## Requirements
Write out the listing below exactly, and omit any images you find in it.

^^^^^^^^^^^^^^^^

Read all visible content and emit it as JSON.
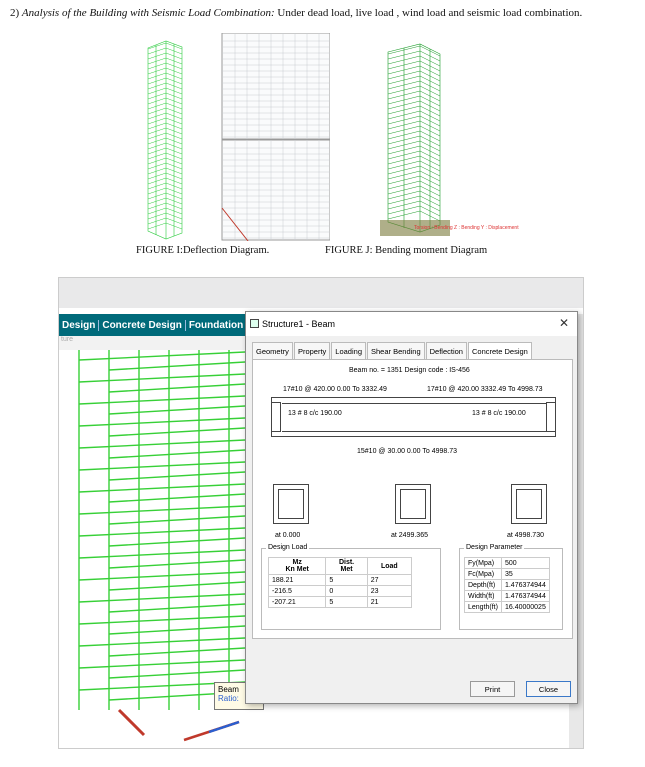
{
  "heading": {
    "number": "2)",
    "italic": "Analysis of the Building with Seismic Load Combination:",
    "text": "Under dead load, live load , wind load and seismic load combination."
  },
  "figures": {
    "caption_i": "FIGURE I:Deflection Diagram.",
    "caption_j": "FIGURE J: Bending moment Diagram",
    "legend_j": "Torsion : Bending Z : Bending Y : Displacement"
  },
  "app": {
    "ribbon": [
      "Design",
      "Concrete Design",
      "Foundation D"
    ],
    "subbar": "ture",
    "tooltip": [
      "Beam",
      "Ratio:"
    ]
  },
  "dialog": {
    "title": "Structure1 - Beam",
    "tabs": [
      "Geometry",
      "Property",
      "Loading",
      "Shear Bending",
      "Deflection",
      "Concrete Design"
    ],
    "active_tab": "Concrete Design",
    "beam_info": "Beam no. = 1351  Design code : IS-456",
    "top_left": "17#10 @ 420.00 0.00 To 3332.49",
    "top_right": "17#10 @ 420.00 3332.49 To 4998.73",
    "stirrup_left": "13 # 8 c/c 190.00",
    "stirrup_right": "13 # 8 c/c 190.00",
    "bottom": "15#10 @ 30.00 0.00 To 4998.73",
    "sec_labels": [
      "at 0.000",
      "at 2499.365",
      "at 4998.730"
    ],
    "design_load": {
      "label": "Design Load",
      "headers": [
        "Mz\nKn Met",
        "Dist.\nMet",
        "Load"
      ],
      "rows": [
        [
          "188.21",
          "5",
          "27"
        ],
        [
          "-216.5",
          "0",
          "23"
        ],
        [
          "-207.21",
          "5",
          "21"
        ]
      ]
    },
    "design_param": {
      "label": "Design Parameter",
      "rows": [
        [
          "Fy(Mpa)",
          "500"
        ],
        [
          "Fc(Mpa)",
          "35"
        ],
        [
          "Depth(ft)",
          "1.476374944"
        ],
        [
          "Width(ft)",
          "1.476374944"
        ],
        [
          "Length(ft)",
          "16.40000025"
        ]
      ]
    },
    "buttons": {
      "print": "Print",
      "close": "Close"
    }
  }
}
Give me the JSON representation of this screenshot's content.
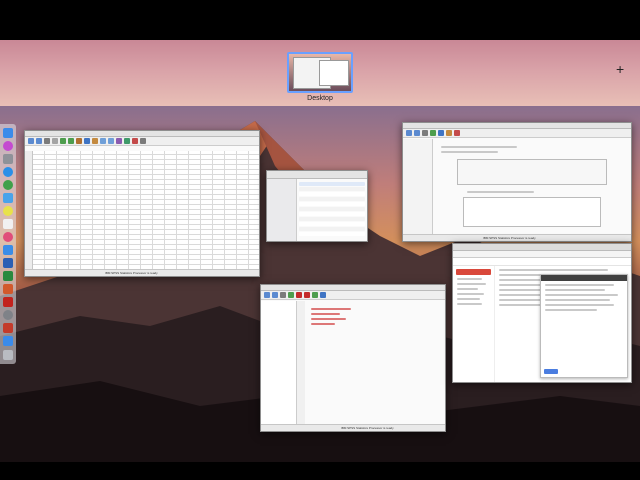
{
  "mission_control": {
    "desktop_label": "Desktop",
    "add_space_label": "+"
  },
  "windows": {
    "spss_data_editor": {
      "status_text": "IBM SPSS Statistics Processor is ready"
    },
    "spss_output": {
      "status_text": "IBM SPSS Statistics Processor is ready"
    },
    "spss_syntax": {
      "status_text": "IBM SPSS Statistics Processor is ready"
    }
  },
  "dock": {
    "icons": [
      "finder-icon",
      "siri-icon",
      "launchpad-icon",
      "safari-icon",
      "chrome-icon",
      "mail-icon",
      "photos-icon",
      "calendar-icon",
      "itunes-icon",
      "appstore-icon",
      "word-icon",
      "excel-icon",
      "powerpoint-icon",
      "acrobat-icon",
      "preferences-icon",
      "spss-icon",
      "finder2-icon",
      "trash-icon"
    ],
    "colors": [
      "#3b8bea",
      "#c44ad0",
      "#8f9299",
      "#2a8fe8",
      "#3fa04a",
      "#4aa3ea",
      "#e8e24a",
      "#f1f1f1",
      "#e04e7a",
      "#3a8de8",
      "#2b5fb4",
      "#2a8a3f",
      "#d2592c",
      "#c2231e",
      "#7f8288",
      "#c43b2b",
      "#3b8bea",
      "#b9bcc2"
    ]
  }
}
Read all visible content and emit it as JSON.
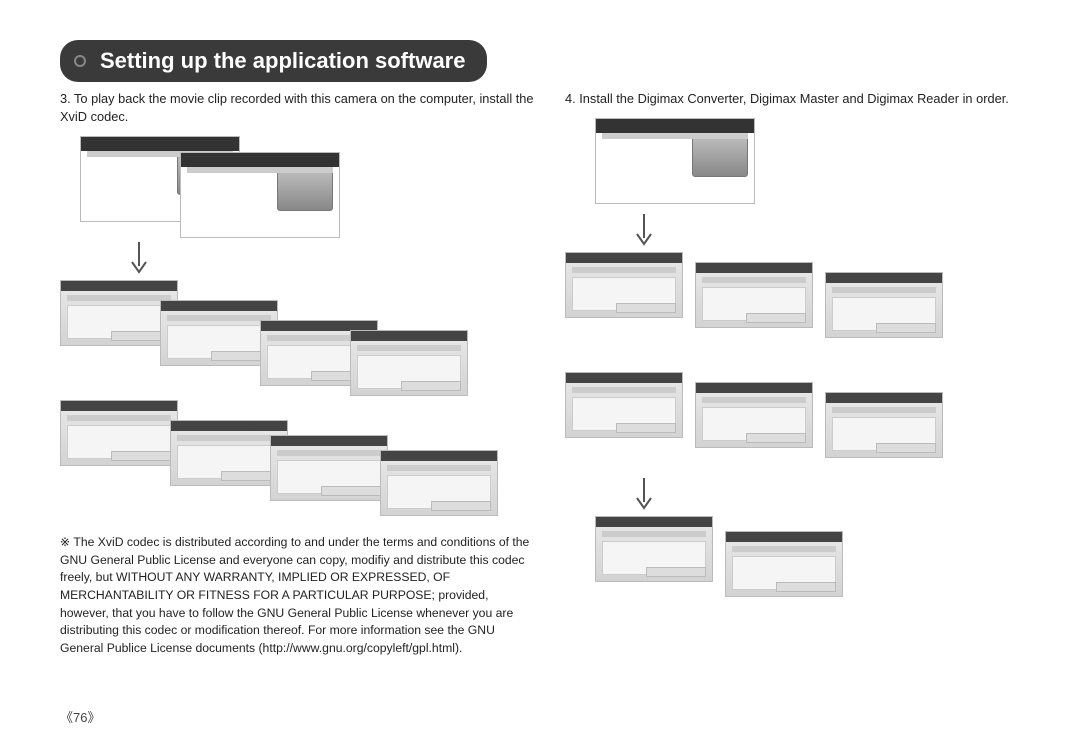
{
  "title": "Setting up the application software",
  "left": {
    "step_num": "3.",
    "step_text": "To play back the movie clip recorded with this camera on the computer, install the XviD codec.",
    "note_marker": "※",
    "note_text": "The XviD codec is distributed according to and under the terms and conditions of the GNU General Public License and everyone can copy, modifiy and distribute this codec freely, but WITHOUT ANY WARRANTY, IMPLIED OR EXPRESSED, OF MERCHANTABILITY OR FITNESS FOR A PARTICULAR PURPOSE; provided, however, that you have to follow the GNU General Public License whenever you are distributing this codec or modification thereof. For more information see the GNU General Publice License documents (http://www.gnu.org/copyleft/gpl.html)."
  },
  "right": {
    "step_num": "4.",
    "step_text": "Install the Digimax Converter, Digimax Master and Digimax Reader in order."
  },
  "page_number": "《76》"
}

^^^^^^^^^^^^^^^^

## Solution to the problem
Read all visible content and emit it as JSON.
{
  "heading": {
    "number": "2)",
    "italic": "Analysis of the Building with Seismic Load Combination:",
    "text": "Under dead load, live load , wind load and seismic load combination."
  },
  "figures": {
    "caption_i": "FIGURE I:Deflection Diagram.",
    "caption_j": "FIGURE J: Bending moment Diagram",
    "legend_j": "Torsion : Bending Z : Bending Y : Displacement"
  },
  "app": {
    "ribbon": [
      "Design",
      "Concrete Design",
      "Foundation D"
    ],
    "subbar": "ture",
    "tooltip": [
      "Beam",
      "Ratio:"
    ]
  },
  "dialog": {
    "title": "Structure1 - Beam",
    "tabs": [
      "Geometry",
      "Property",
      "Loading",
      "Shear Bending",
      "Deflection",
      "Concrete Design"
    ],
    "active_tab": "Concrete Design",
    "beam_info": "Beam no. = 1351  Design code : IS-456",
    "top_left": "17#10 @ 420.00 0.00 To 3332.49",
    "top_right": "17#10 @ 420.00 3332.49 To 4998.73",
    "stirrup_left": "13 # 8 c/c 190.00",
    "stirrup_right": "13 # 8 c/c 190.00",
    "bottom": "15#10 @ 30.00 0.00 To 4998.73",
    "sec_labels": [
      "at 0.000",
      "at 2499.365",
      "at 4998.730"
    ],
    "design_load": {
      "label": "Design Load",
      "headers": [
        "Mz\nKn Met",
        "Dist.\nMet",
        "Load"
      ],
      "rows": [
        [
          "188.21",
          "5",
          "27"
        ],
        [
          "-216.5",
          "0",
          "23"
        ],
        [
          "-207.21",
          "5",
          "21"
        ]
      ]
    },
    "design_param": {
      "label": "Design Parameter",
      "rows": [
        [
          "Fy(Mpa)",
          "500"
        ],
        [
          "Fc(Mpa)",
          "35"
        ],
        [
          "Depth(ft)",
          "1.476374944"
        ],
        [
          "Width(ft)",
          "1.476374944"
        ],
        [
          "Length(ft)",
          "16.40000025"
        ]
      ]
    },
    "buttons": {
      "print": "Print",
      "close": "Close"
    }
  }
}
Give me the JSON representation of this screenshot's content.
{
  "mission_control": {
    "desktop_label": "Desktop",
    "add_space_label": "+"
  },
  "windows": {
    "spss_data_editor": {
      "status_text": "IBM SPSS Statistics Processor is ready"
    },
    "spss_output": {
      "status_text": "IBM SPSS Statistics Processor is ready"
    },
    "spss_syntax": {
      "status_text": "IBM SPSS Statistics Processor is ready"
    }
  },
  "dock": {
    "icons": [
      "finder-icon",
      "siri-icon",
      "launchpad-icon",
      "safari-icon",
      "chrome-icon",
      "mail-icon",
      "photos-icon",
      "calendar-icon",
      "itunes-icon",
      "appstore-icon",
      "word-icon",
      "excel-icon",
      "powerpoint-icon",
      "acrobat-icon",
      "preferences-icon",
      "spss-icon",
      "finder2-icon",
      "trash-icon"
    ],
    "colors": [
      "#3b8bea",
      "#c44ad0",
      "#8f9299",
      "#2a8fe8",
      "#3fa04a",
      "#4aa3ea",
      "#e8e24a",
      "#f1f1f1",
      "#e04e7a",
      "#3a8de8",
      "#2b5fb4",
      "#2a8a3f",
      "#d2592c",
      "#c2231e",
      "#7f8288",
      "#c43b2b",
      "#3b8bea",
      "#b9bcc2"
    ]
  }
}
Read all visible content and emit it as JSON.
{
  "title": "Setting up the application software",
  "left": {
    "step_num": "3.",
    "step_text": "To play back the movie clip recorded with this camera on the computer, install the XviD codec.",
    "note_marker": "※",
    "note_text": "The XviD codec is distributed according to and under the terms and conditions of the GNU General Public License and everyone can copy, modifiy and distribute this codec freely, but WITHOUT ANY WARRANTY, IMPLIED OR EXPRESSED, OF MERCHANTABILITY OR FITNESS FOR A PARTICULAR PURPOSE; provided, however, that you have to follow the GNU General Public License whenever you are distributing this codec or modification thereof. For more information see the GNU General Publice License documents (http://www.gnu.org/copyleft/gpl.html)."
  },
  "right": {
    "step_num": "4.",
    "step_text": "Install the Digimax Converter, Digimax Master and Digimax Reader in order."
  },
  "page_number": "《76》"
}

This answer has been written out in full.